- _SHORT EXERCISE A_:
In the interview excerpt on MPS and mbeddr, which company develops MPS?
- _SHORT EXERCISE B_:
From the interview excerpt on MPS and mbeddr, repeat the passage between "Mbeddr is built" and "are open source.", inclusive.
- _SHORT EXERCISE C_:
List the domain specific extensions to C that the interview excerpt on MPS and mbeddr names as examples.

- _EXCERPT_:
## start

I’m an independent consultant, coach, researcher, trainer- whatever you want to call it, developer; I’ve sold most of my time to company called itemis in Germany so I’m kind of associated with them and I mostly spend my time these days with domain specific languages, code generation, models, and then, of course, associated with that is the whole area of architecture, product lines - this kind of space.

   

2. Lets’ jump right into it with DSLs; so at this conference here talked about something called mbeddr that’s built on something called MPS, the quick elevator pitch for these two things - introduction for these two things.

I’ll start with MPS. So, MPS is a language workbench; a language workbench, Martin Fowler defined the term in 2004, I think, is a tool that allows you to efficiently work with languages - you can build languages, you can extend languages, you can then build programs using combination of these various languages; MPS is one of these tools.

What’s special about MPS and a few others but most of them are different is that most of them is a projectional editor; so you don’t do parsing; you have text, you have tables; in the future, we’ll have graphic annotations but you don’ t do any parsing and this allows you to mix notations, you can embed tables and text and it allows you to extend languages and compose languages; so, it’s a very good environment to work with families of related languages.

Now mbeddr is an approach for embedded software development where we combine C with domain specific extensions and formal verification; so instead of just coding C, you can take C and extend C with domain specific extensions such as state machines, components, interfaces, physical units - all kinds of things we already have all those I mentioned but you can build your own and using these ingredients, you can - you’re more productive, more reliable, better quality for embedded software; and as a consequence of the fact that you don’t express things at low levels of abstraction, in C but rather at reasonable abstractions, you can then do formal analysis through model checking or SAT solving much easier and that is what we exploit.

Mbeddr is built on MPS; so mbeddr exploits MPS’s ability to flexibly extend, merge and compose languages; it’s all open source, by the way; MPS is open source as well as mbeddr; MPS is done by Jetbrains, mbeddr is done by a bunch of people in a German government-funded research project and both are independent but both are open source.

   

3. You mentioned you extend C with specific language features to make modeling easier, is that true?

I’m hung up a bit about the term ‘modeling’ because if you do that, I mean, a state machine is typically considered a model. C code is typically considered a program; now, if you mix the two, the distinction between program and model goes away and Anneke Kleppe coined the term ‘mogram’ or 'prodel' which I actually prefer and so the distinction between model and program goes away. Sometimes what you want is you want to find the appropriate level of abstraction for whatever you want to express and appropriate is defined by the purpose of what you want to do with the program - if you want to analyze it in a certain way, you need certain abstractions to make the analysis simple; if you want to generate code maybe for different target platforms, then you mustn’t make any assumptions about the target platform in your model or program.

## end

- _ENTRIES_:

## start

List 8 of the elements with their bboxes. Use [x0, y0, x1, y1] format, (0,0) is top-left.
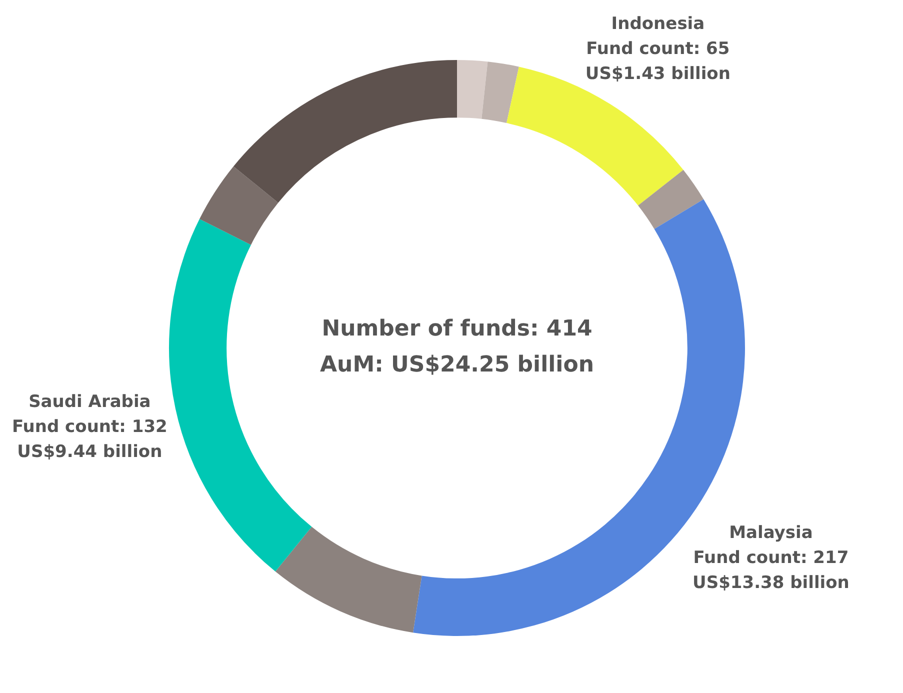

## end
## start

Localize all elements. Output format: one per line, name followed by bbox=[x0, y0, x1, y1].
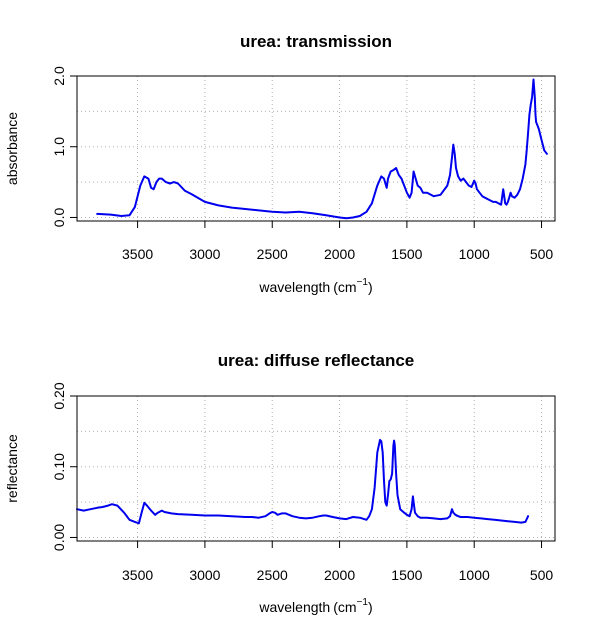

## end

- _OUTPUT A_:
Jetbrains

- _OUTPUT B_:
Mbeddr is built on MPS; so mbeddr exploits MPS’s ability to flexibly extend, merge and compose languages; it’s all open source, by the way; MPS is open source as well as mbeddr; MPS is done by Jetbrains, mbeddr is done by a bunch of people in a German government-funded research project and both are independent but both are open source.

- _OUTPUT C_:
state machines, components, interfaces, physical units